◆ **DIRECTION**:
Without including the pictures, copy out every line below.

◆ **PROVIDED MATERIAL**:
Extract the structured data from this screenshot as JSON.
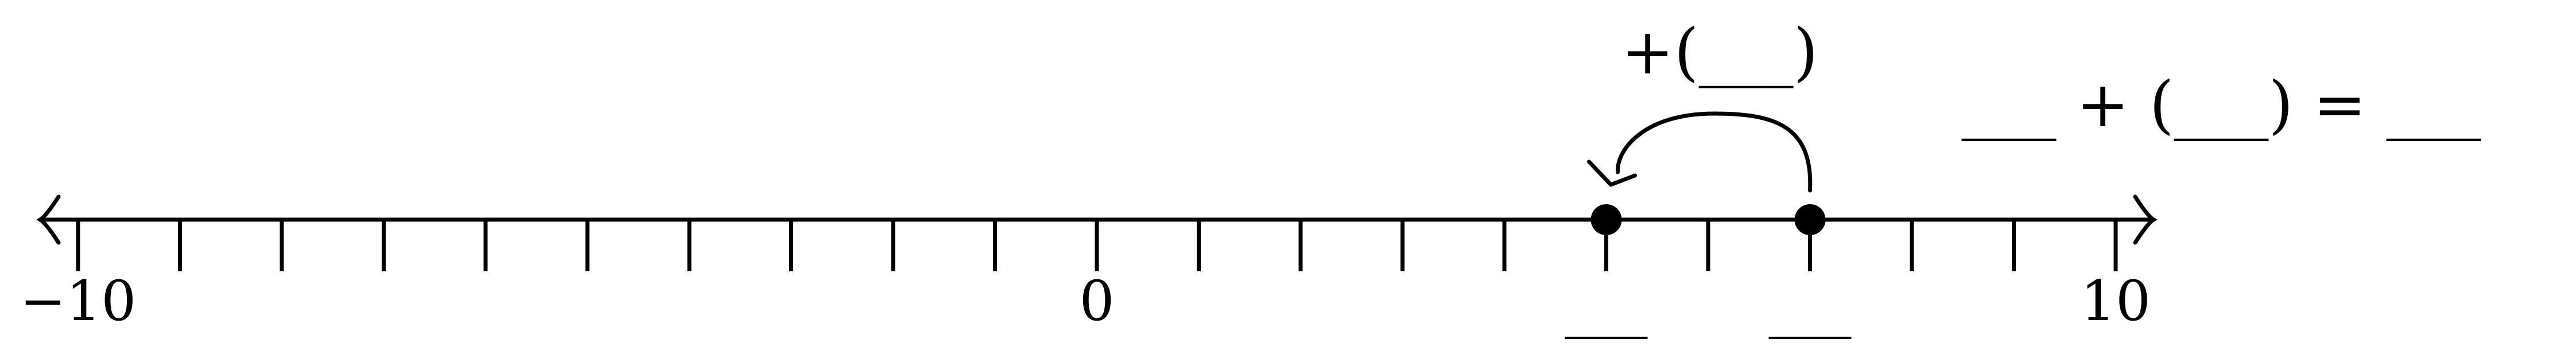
{
  "number_line": {
    "min": -10,
    "max": 10,
    "step": 1,
    "arrows": "both",
    "labels": [
      {
        "value": -10,
        "text": "−10"
      },
      {
        "value": 0,
        "text": "0"
      },
      {
        "value": 10,
        "text": "10"
      }
    ]
  },
  "points": [
    {
      "value": 5,
      "label": "___"
    },
    {
      "value": 7,
      "label": "___"
    }
  ],
  "jump": {
    "from": 7,
    "to": 5,
    "label": "+(___)"
  },
  "equation": {
    "text": "___ + (___) = ___"
  },
  "colors": {
    "line": "#000000",
    "point": "#000000",
    "background": "#ffffff"
  }
}
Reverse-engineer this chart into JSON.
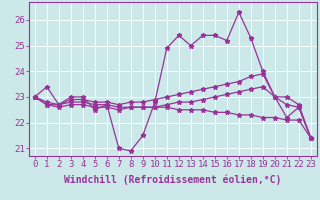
{
  "xlabel": "Windchill (Refroidissement éolien,°C)",
  "background_color": "#cce8e8",
  "line_color": "#993399",
  "grid_color": "#ffffff",
  "x_values": [
    0,
    1,
    2,
    3,
    4,
    5,
    6,
    7,
    8,
    9,
    10,
    11,
    12,
    13,
    14,
    15,
    16,
    17,
    18,
    19,
    20,
    21,
    22,
    23
  ],
  "series1": [
    23.0,
    23.4,
    22.7,
    23.0,
    23.0,
    22.5,
    22.7,
    21.0,
    20.9,
    21.5,
    22.8,
    24.9,
    25.4,
    25.0,
    25.4,
    25.4,
    25.2,
    26.3,
    25.3,
    24.0,
    23.0,
    22.2,
    22.6,
    21.4
  ],
  "series2": [
    23.0,
    22.7,
    22.7,
    22.9,
    22.9,
    22.8,
    22.8,
    22.7,
    22.8,
    22.8,
    22.9,
    23.0,
    23.1,
    23.2,
    23.3,
    23.4,
    23.5,
    23.6,
    23.8,
    23.9,
    23.0,
    23.0,
    22.7,
    21.4
  ],
  "series3": [
    23.0,
    22.8,
    22.7,
    22.8,
    22.8,
    22.7,
    22.7,
    22.6,
    22.6,
    22.6,
    22.6,
    22.6,
    22.5,
    22.5,
    22.5,
    22.4,
    22.4,
    22.3,
    22.3,
    22.2,
    22.2,
    22.1,
    22.1,
    21.4
  ],
  "series4": [
    23.0,
    22.7,
    22.6,
    22.7,
    22.7,
    22.6,
    22.6,
    22.5,
    22.6,
    22.6,
    22.6,
    22.7,
    22.8,
    22.8,
    22.9,
    23.0,
    23.1,
    23.2,
    23.3,
    23.4,
    23.0,
    22.7,
    22.6,
    21.4
  ],
  "ylim": [
    20.7,
    26.7
  ],
  "yticks": [
    21,
    22,
    23,
    24,
    25,
    26
  ],
  "xticks": [
    0,
    1,
    2,
    3,
    4,
    5,
    6,
    7,
    8,
    9,
    10,
    11,
    12,
    13,
    14,
    15,
    16,
    17,
    18,
    19,
    20,
    21,
    22,
    23
  ],
  "fontsize_ticks": 6.5,
  "fontsize_xlabel": 7.0,
  "linewidth": 0.9,
  "markersize": 3.5
}
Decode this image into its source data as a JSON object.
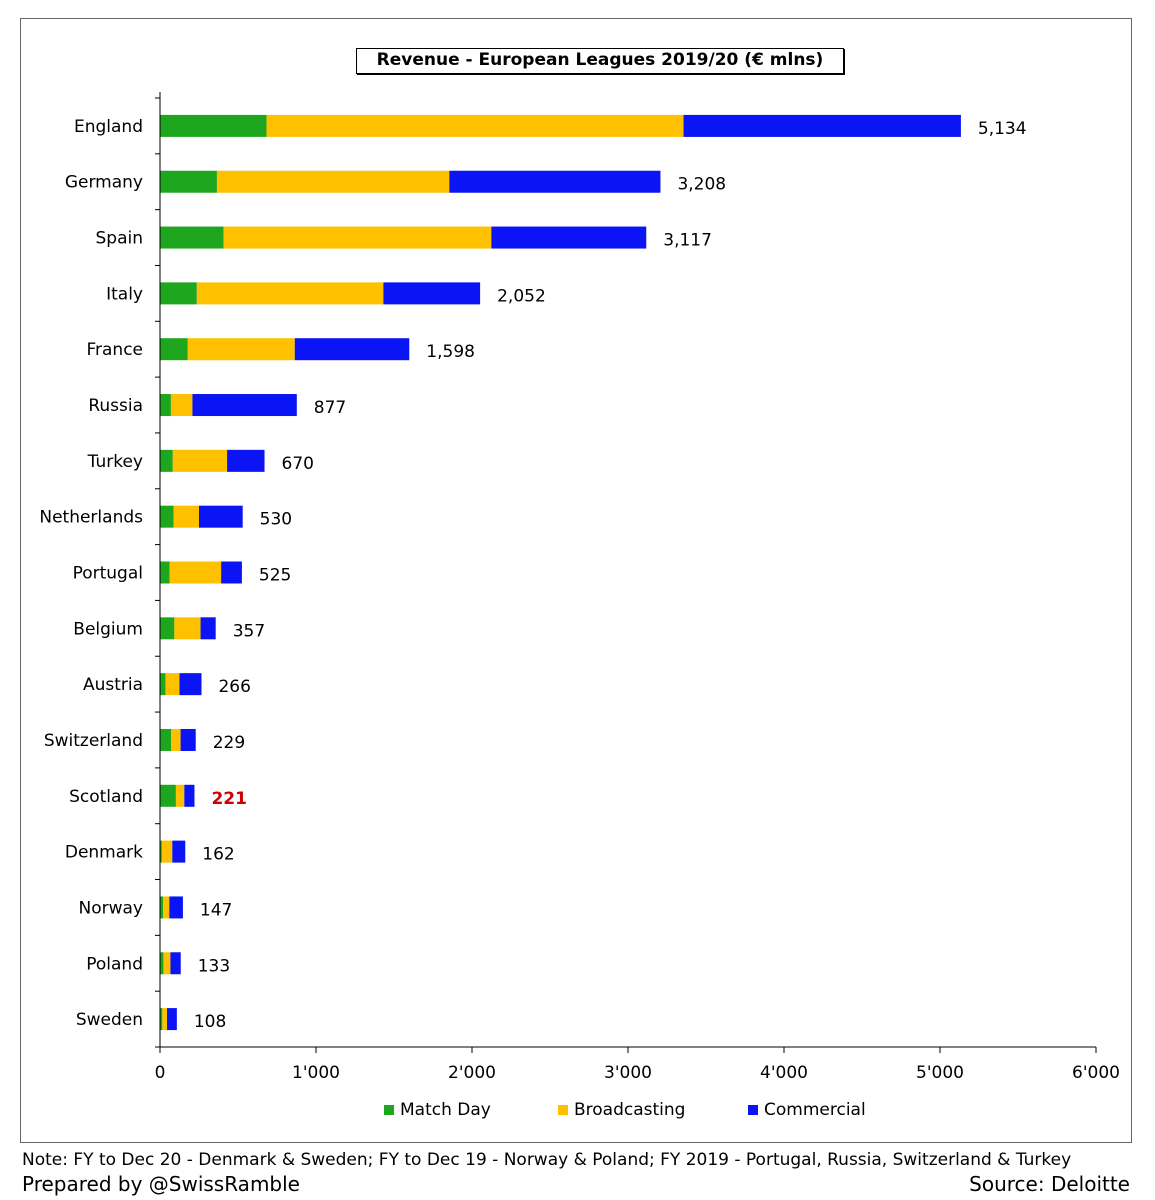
{
  "chart_data": {
    "type": "bar",
    "orientation": "horizontal",
    "stacked": true,
    "title": "Revenue - European Leagues 2019/20 (€ mlns)",
    "categories": [
      "England",
      "Germany",
      "Spain",
      "Italy",
      "France",
      "Russia",
      "Turkey",
      "Netherlands",
      "Portugal",
      "Belgium",
      "Austria",
      "Switzerland",
      "Scotland",
      "Denmark",
      "Norway",
      "Poland",
      "Sweden"
    ],
    "series": [
      {
        "name": "Match Day",
        "color": "#1fa61f",
        "values": [
          683,
          365,
          408,
          236,
          178,
          70,
          82,
          88,
          62,
          92,
          35,
          72,
          102,
          12,
          20,
          22,
          15
        ]
      },
      {
        "name": "Broadcasting",
        "color": "#ffc000",
        "values": [
          2673,
          1490,
          1716,
          1196,
          686,
          138,
          348,
          162,
          330,
          168,
          90,
          60,
          54,
          67,
          40,
          45,
          30
        ]
      },
      {
        "name": "Commercial",
        "color": "#0a14f5",
        "values": [
          1778,
          1353,
          993,
          620,
          734,
          669,
          240,
          280,
          133,
          97,
          141,
          97,
          65,
          83,
          87,
          66,
          63
        ]
      }
    ],
    "totals": [
      "5,134",
      "3,208",
      "3,117",
      "2,052",
      "1,598",
      "877",
      "670",
      "530",
      "525",
      "357",
      "266",
      "229",
      "221",
      "162",
      "147",
      "133",
      "108"
    ],
    "highlight_total": "Scotland",
    "highlight_color": "#cc0000",
    "xlim": [
      0,
      6000
    ],
    "xticks": [
      0,
      1000,
      2000,
      3000,
      4000,
      5000,
      6000
    ],
    "xtick_labels": [
      "0",
      "1'000",
      "2'000",
      "3'000",
      "4'000",
      "5'000",
      "6'000"
    ],
    "grid": false,
    "legend_position": "bottom"
  },
  "footer": {
    "note": "Note: FY to Dec 20 - Denmark & Sweden; FY to Dec 19 - Norway & Poland; FY 2019 - Portugal, Russia, Switzerland & Turkey",
    "prepared_by": "Prepared by @SwissRamble",
    "source": "Source: Deloitte"
  }
}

◆ **RESULT**:
Extract the structured data from this screenshot as JSON.
{
  "number_line": {
    "min": -10,
    "max": 10,
    "step": 1,
    "arrows": "both",
    "labels": [
      {
        "value": -10,
        "text": "−10"
      },
      {
        "value": 0,
        "text": "0"
      },
      {
        "value": 10,
        "text": "10"
      }
    ]
  },
  "points": [
    {
      "value": 5,
      "label": "___"
    },
    {
      "value": 7,
      "label": "___"
    }
  ],
  "jump": {
    "from": 7,
    "to": 5,
    "label": "+(___)"
  },
  "equation": {
    "text": "___ + (___) = ___"
  },
  "colors": {
    "line": "#000000",
    "point": "#000000",
    "background": "#ffffff"
  }
}
Reverse-engineer this chart into JSON.
{
  "xlabel": "Windchill (Refroidissement éolien,°C)",
  "background_color": "#cce8e8",
  "line_color": "#993399",
  "grid_color": "#ffffff",
  "x_values": [
    0,
    1,
    2,
    3,
    4,
    5,
    6,
    7,
    8,
    9,
    10,
    11,
    12,
    13,
    14,
    15,
    16,
    17,
    18,
    19,
    20,
    21,
    22,
    23
  ],
  "series1": [
    23.0,
    23.4,
    22.7,
    23.0,
    23.0,
    22.5,
    22.7,
    21.0,
    20.9,
    21.5,
    22.8,
    24.9,
    25.4,
    25.0,
    25.4,
    25.4,
    25.2,
    26.3,
    25.3,
    24.0,
    23.0,
    22.2,
    22.6,
    21.4
  ],
  "series2": [
    23.0,
    22.7,
    22.7,
    22.9,
    22.9,
    22.8,
    22.8,
    22.7,
    22.8,
    22.8,
    22.9,
    23.0,
    23.1,
    23.2,
    23.3,
    23.4,
    23.5,
    23.6,
    23.8,
    23.9,
    23.0,
    23.0,
    22.7,
    21.4
  ],
  "series3": [
    23.0,
    22.8,
    22.7,
    22.8,
    22.8,
    22.7,
    22.7,
    22.6,
    22.6,
    22.6,
    22.6,
    22.6,
    22.5,
    22.5,
    22.5,
    22.4,
    22.4,
    22.3,
    22.3,
    22.2,
    22.2,
    22.1,
    22.1,
    21.4
  ],
  "series4": [
    23.0,
    22.7,
    22.6,
    22.7,
    22.7,
    22.6,
    22.6,
    22.5,
    22.6,
    22.6,
    22.6,
    22.7,
    22.8,
    22.8,
    22.9,
    23.0,
    23.1,
    23.2,
    23.3,
    23.4,
    23.0,
    22.7,
    22.6,
    21.4
  ],
  "ylim": [
    20.7,
    26.7
  ],
  "yticks": [
    21,
    22,
    23,
    24,
    25,
    26
  ],
  "xticks": [
    0,
    1,
    2,
    3,
    4,
    5,
    6,
    7,
    8,
    9,
    10,
    11,
    12,
    13,
    14,
    15,
    16,
    17,
    18,
    19,
    20,
    21,
    22,
    23
  ],
  "fontsize_ticks": 6.5,
  "fontsize_xlabel": 7.0,
  "linewidth": 0.9,
  "markersize": 3.5
}
Decode this image into its source data as a JSON object.
{
  "chart_data": {
    "type": "bar",
    "orientation": "horizontal",
    "stacked": true,
    "title": "Revenue - European Leagues 2019/20 (€ mlns)",
    "categories": [
      "England",
      "Germany",
      "Spain",
      "Italy",
      "France",
      "Russia",
      "Turkey",
      "Netherlands",
      "Portugal",
      "Belgium",
      "Austria",
      "Switzerland",
      "Scotland",
      "Denmark",
      "Norway",
      "Poland",
      "Sweden"
    ],
    "series": [
      {
        "name": "Match Day",
        "color": "#1fa61f",
        "values": [
          683,
          365,
          408,
          236,
          178,
          70,
          82,
          88,
          62,
          92,
          35,
          72,
          102,
          12,
          20,
          22,
          15
        ]
      },
      {
        "name": "Broadcasting",
        "color": "#ffc000",
        "values": [
          2673,
          1490,
          1716,
          1196,
          686,
          138,
          348,
          162,
          330,
          168,
          90,
          60,
          54,
          67,
          40,
          45,
          30
        ]
      },
      {
        "name": "Commercial",
        "color": "#0a14f5",
        "values": [
          1778,
          1353,
          993,
          620,
          734,
          669,
          240,
          280,
          133,
          97,
          141,
          97,
          65,
          83,
          87,
          66,
          63
        ]
      }
    ],
    "totals": [
      "5,134",
      "3,208",
      "3,117",
      "2,052",
      "1,598",
      "877",
      "670",
      "530",
      "525",
      "357",
      "266",
      "229",
      "221",
      "162",
      "147",
      "133",
      "108"
    ],
    "highlight_total": "Scotland",
    "highlight_color": "#cc0000",
    "xlim": [
      0,
      6000
    ],
    "xticks": [
      0,
      1000,
      2000,
      3000,
      4000,
      5000,
      6000
    ],
    "xtick_labels": [
      "0",
      "1'000",
      "2'000",
      "3'000",
      "4'000",
      "5'000",
      "6'000"
    ],
    "grid": false,
    "legend_position": "bottom"
  },
  "footer": {
    "note": "Note: FY to Dec 20 - Denmark & Sweden; FY to Dec 19 - Norway & Poland; FY 2019 - Portugal, Russia, Switzerland & Turkey",
    "prepared_by": "Prepared by @SwissRamble",
    "source": "Source: Deloitte"
  }
}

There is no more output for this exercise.